[Exercise objective]: Quote every line as given.

[Input rows]:
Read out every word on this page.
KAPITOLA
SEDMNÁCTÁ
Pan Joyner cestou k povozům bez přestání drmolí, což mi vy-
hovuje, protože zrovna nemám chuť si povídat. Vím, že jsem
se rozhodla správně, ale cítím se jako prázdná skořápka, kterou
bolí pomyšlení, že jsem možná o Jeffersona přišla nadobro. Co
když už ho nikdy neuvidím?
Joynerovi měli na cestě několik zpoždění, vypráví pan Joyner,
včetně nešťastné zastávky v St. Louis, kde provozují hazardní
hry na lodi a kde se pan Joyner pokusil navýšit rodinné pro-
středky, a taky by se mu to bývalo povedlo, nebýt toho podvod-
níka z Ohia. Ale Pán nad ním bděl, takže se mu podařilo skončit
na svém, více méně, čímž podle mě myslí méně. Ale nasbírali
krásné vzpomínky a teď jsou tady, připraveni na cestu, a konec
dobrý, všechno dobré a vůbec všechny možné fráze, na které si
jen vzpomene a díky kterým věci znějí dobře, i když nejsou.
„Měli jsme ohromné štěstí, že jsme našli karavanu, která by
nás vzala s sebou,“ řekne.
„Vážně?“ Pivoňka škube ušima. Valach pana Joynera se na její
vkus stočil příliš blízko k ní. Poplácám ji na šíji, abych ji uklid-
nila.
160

[The completed task]:
Read out every word on this page.
KAPITOLA
SEDMNÁCTÁ
Pan Joyner cestou k povozům bez přestání drmolí, což mi vy-
hovuje, protože zrovna nemám chuť si povídat. Vím, že jsem
se rozhodla správně, ale cítím se jako prázdná skořápka, kterou
bolí pomyšlení, že jsem možná o Jeffersona přišla nadobro. Co
když už ho nikdy neuvidím?
Joynerovi měli na cestě několik zpoždění, vypráví pan Joyner,
včetně nešťastné zastávky v St. Louis, kde provozují hazardní
hry na lodi a kde se pan Joyner pokusil navýšit rodinné pro-
středky, a taky by se mu to bývalo povedlo, nebýt toho podvod-
níka z Ohia. Ale Pán nad ním bděl, takže se mu podařilo skončit
na svém, více méně, čímž podle mě myslí méně. Ale nasbírali
krásné vzpomínky a teď jsou tady, připraveni na cestu, a konec
dobrý, všechno dobré a vůbec všechny možné fráze, na které si
jen vzpomene a díky kterým věci znějí dobře, i když nejsou.
„Měli jsme ohromné štěstí, že jsme našli karavanu, která by
nás vzala s sebou,“ řekne.
„Vážně?“ Pivoňka škube ušima. Valach pana Joynera se na její
vkus stočil příliš blízko k ní. Poplácám ji na šíji, abych ji uklid-
nila.
160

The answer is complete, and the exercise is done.